» **Task requirements**
Output all the material that follows, exactly as given.
* Start Exercise material *
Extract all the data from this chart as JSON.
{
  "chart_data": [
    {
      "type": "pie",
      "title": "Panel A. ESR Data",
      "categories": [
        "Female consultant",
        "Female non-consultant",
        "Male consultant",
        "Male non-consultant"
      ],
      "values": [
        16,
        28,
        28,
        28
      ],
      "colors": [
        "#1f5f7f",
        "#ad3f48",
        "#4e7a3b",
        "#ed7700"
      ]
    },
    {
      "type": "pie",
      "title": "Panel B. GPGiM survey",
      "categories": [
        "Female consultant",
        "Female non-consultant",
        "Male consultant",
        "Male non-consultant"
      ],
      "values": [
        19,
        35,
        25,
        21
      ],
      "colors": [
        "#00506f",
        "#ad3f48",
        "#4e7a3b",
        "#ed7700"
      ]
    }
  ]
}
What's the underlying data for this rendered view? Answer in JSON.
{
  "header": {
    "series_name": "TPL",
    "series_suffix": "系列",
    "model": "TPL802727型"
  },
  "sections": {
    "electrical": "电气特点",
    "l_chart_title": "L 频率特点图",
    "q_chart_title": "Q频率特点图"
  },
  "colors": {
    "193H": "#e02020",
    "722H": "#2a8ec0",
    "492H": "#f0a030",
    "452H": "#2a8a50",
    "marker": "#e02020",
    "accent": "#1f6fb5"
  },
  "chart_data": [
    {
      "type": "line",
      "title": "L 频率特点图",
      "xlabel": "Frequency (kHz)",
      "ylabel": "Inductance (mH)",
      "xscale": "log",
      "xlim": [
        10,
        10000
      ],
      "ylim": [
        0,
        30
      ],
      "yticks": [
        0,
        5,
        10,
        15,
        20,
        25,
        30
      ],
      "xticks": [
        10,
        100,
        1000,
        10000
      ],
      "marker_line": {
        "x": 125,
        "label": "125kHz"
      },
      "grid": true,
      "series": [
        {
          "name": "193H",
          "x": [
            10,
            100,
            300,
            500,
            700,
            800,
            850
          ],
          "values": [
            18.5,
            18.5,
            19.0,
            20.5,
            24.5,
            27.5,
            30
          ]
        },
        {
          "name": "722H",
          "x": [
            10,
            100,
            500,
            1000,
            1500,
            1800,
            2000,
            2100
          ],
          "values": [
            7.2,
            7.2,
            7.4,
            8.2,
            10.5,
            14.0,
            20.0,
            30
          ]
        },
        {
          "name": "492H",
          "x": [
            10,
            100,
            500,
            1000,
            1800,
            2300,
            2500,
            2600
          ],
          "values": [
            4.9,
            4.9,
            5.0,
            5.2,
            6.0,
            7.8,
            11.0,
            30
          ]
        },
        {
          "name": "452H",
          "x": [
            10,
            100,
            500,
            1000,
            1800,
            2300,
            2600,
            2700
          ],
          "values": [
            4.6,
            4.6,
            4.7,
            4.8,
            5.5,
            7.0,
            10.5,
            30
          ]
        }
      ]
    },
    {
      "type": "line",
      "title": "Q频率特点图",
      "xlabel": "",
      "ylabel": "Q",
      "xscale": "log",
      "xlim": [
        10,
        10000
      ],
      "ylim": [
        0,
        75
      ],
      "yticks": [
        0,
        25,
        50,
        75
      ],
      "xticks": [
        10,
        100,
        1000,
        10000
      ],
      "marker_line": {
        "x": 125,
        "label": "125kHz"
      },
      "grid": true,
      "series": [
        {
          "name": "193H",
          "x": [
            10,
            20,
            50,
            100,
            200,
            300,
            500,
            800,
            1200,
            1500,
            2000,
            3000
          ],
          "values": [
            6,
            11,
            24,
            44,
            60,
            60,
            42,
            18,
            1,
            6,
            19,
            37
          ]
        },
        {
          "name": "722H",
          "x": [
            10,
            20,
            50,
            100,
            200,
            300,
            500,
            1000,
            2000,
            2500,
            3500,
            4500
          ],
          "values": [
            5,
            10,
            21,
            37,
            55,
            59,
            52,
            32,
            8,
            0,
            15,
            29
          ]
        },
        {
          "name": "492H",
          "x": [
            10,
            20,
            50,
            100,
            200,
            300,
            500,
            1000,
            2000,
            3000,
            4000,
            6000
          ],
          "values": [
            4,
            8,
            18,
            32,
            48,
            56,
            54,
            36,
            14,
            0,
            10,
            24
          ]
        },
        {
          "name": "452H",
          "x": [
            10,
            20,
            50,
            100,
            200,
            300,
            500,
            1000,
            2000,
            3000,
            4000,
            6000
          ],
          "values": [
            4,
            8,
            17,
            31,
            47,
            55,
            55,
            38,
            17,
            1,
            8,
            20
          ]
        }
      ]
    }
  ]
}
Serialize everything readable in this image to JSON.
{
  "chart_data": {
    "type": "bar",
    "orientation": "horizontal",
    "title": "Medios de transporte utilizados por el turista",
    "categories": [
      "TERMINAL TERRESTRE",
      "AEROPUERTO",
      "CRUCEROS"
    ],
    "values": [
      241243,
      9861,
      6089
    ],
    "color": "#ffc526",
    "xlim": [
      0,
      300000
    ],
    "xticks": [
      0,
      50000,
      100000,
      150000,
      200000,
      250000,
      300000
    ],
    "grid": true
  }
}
* End Exercise material *
» **Task result**
Extract all the data from this chart as JSON.
{
  "chart_data": [
    {
      "type": "pie",
      "title": "Panel A. ESR Data",
      "categories": [
        "Female consultant",
        "Female non-consultant",
        "Male consultant",
        "Male non-consultant"
      ],
      "values": [
        16,
        28,
        28,
        28
      ],
      "colors": [
        "#1f5f7f",
        "#ad3f48",
        "#4e7a3b",
        "#ed7700"
      ]
    },
    {
      "type": "pie",
      "title": "Panel B. GPGiM survey",
      "categories": [
        "Female consultant",
        "Female non-consultant",
        "Male consultant",
        "Male non-consultant"
      ],
      "values": [
        19,
        35,
        25,
        21
      ],
      "colors": [
        "#00506f",
        "#ad3f48",
        "#4e7a3b",
        "#ed7700"
      ]
    }
  ]
}
What's the underlying data for this rendered view? Answer in JSON.
{
  "header": {
    "series_name": "TPL",
    "series_suffix": "系列",
    "model": "TPL802727型"
  },
  "sections": {
    "electrical": "电气特点",
    "l_chart_title": "L 频率特点图",
    "q_chart_title": "Q频率特点图"
  },
  "colors": {
    "193H": "#e02020",
    "722H": "#2a8ec0",
    "492H": "#f0a030",
    "452H": "#2a8a50",
    "marker": "#e02020",
    "accent": "#1f6fb5"
  },
  "chart_data": [
    {
      "type": "line",
      "title": "L 频率特点图",
      "xlabel": "Frequency (kHz)",
      "ylabel": "Inductance (mH)",
      "xscale": "log",
      "xlim": [
        10,
        10000
      ],
      "ylim": [
        0,
        30
      ],
      "yticks": [
        0,
        5,
        10,
        15,
        20,
        25,
        30
      ],
      "xticks": [
        10,
        100,
        1000,
        10000
      ],
      "marker_line": {
        "x": 125,
        "label": "125kHz"
      },
      "grid": true,
      "series": [
        {
          "name": "193H",
          "x": [
            10,
            100,
            300,
            500,
            700,
            800,
            850
          ],
          "values": [
            18.5,
            18.5,
            19.0,
            20.5,
            24.5,
            27.5,
            30
          ]
        },
        {
          "name": "722H",
          "x": [
            10,
            100,
            500,
            1000,
            1500,
            1800,
            2000,
            2100
          ],
          "values": [
            7.2,
            7.2,
            7.4,
            8.2,
            10.5,
            14.0,
            20.0,
            30
          ]
        },
        {
          "name": "492H",
          "x": [
            10,
            100,
            500,
            1000,
            1800,
            2300,
            2500,
            2600
          ],
          "values": [
            4.9,
            4.9,
            5.0,
            5.2,
            6.0,
            7.8,
            11.0,
            30
          ]
        },
        {
          "name": "452H",
          "x": [
            10,
            100,
            500,
            1000,
            1800,
            2300,
            2600,
            2700
          ],
          "values": [
            4.6,
            4.6,
            4.7,
            4.8,
            5.5,
            7.0,
            10.5,
            30
          ]
        }
      ]
    },
    {
      "type": "line",
      "title": "Q频率特点图",
      "xlabel": "",
      "ylabel": "Q",
      "xscale": "log",
      "xlim": [
        10,
        10000
      ],
      "ylim": [
        0,
        75
      ],
      "yticks": [
        0,
        25,
        50,
        75
      ],
      "xticks": [
        10,
        100,
        1000,
        10000
      ],
      "marker_line": {
        "x": 125,
        "label": "125kHz"
      },
      "grid": true,
      "series": [
        {
          "name": "193H",
          "x": [
            10,
            20,
            50,
            100,
            200,
            300,
            500,
            800,
            1200,
            1500,
            2000,
            3000
          ],
          "values": [
            6,
            11,
            24,
            44,
            60,
            60,
            42,
            18,
            1,
            6,
            19,
            37
          ]
        },
        {
          "name": "722H",
          "x": [
            10,
            20,
            50,
            100,
            200,
            300,
            500,
            1000,
            2000,
            2500,
            3500,
            4500
          ],
          "values": [
            5,
            10,
            21,
            37,
            55,
            59,
            52,
            32,
            8,
            0,
            15,
            29
          ]
        },
        {
          "name": "492H",
          "x": [
            10,
            20,
            50,
            100,
            200,
            300,
            500,
            1000,
            2000,
            3000,
            4000,
            6000
          ],
          "values": [
            4,
            8,
            18,
            32,
            48,
            56,
            54,
            36,
            14,
            0,
            10,
            24
          ]
        },
        {
          "name": "452H",
          "x": [
            10,
            20,
            50,
            100,
            200,
            300,
            500,
            1000,
            2000,
            3000,
            4000,
            6000
          ],
          "values": [
            4,
            8,
            17,
            31,
            47,
            55,
            55,
            38,
            17,
            1,
            8,
            20
          ]
        }
      ]
    }
  ]
}
Serialize everything readable in this image to JSON.
{
  "chart_data": {
    "type": "bar",
    "orientation": "horizontal",
    "title": "Medios de transporte utilizados por el turista",
    "categories": [
      "TERMINAL TERRESTRE",
      "AEROPUERTO",
      "CRUCEROS"
    ],
    "values": [
      241243,
      9861,
      6089
    ],
    "color": "#ffc526",
    "xlim": [
      0,
      300000
    ],
    "xticks": [
      0,
      50000,
      100000,
      150000,
      200000,
      250000,
      300000
    ],
    "grid": true
  }
}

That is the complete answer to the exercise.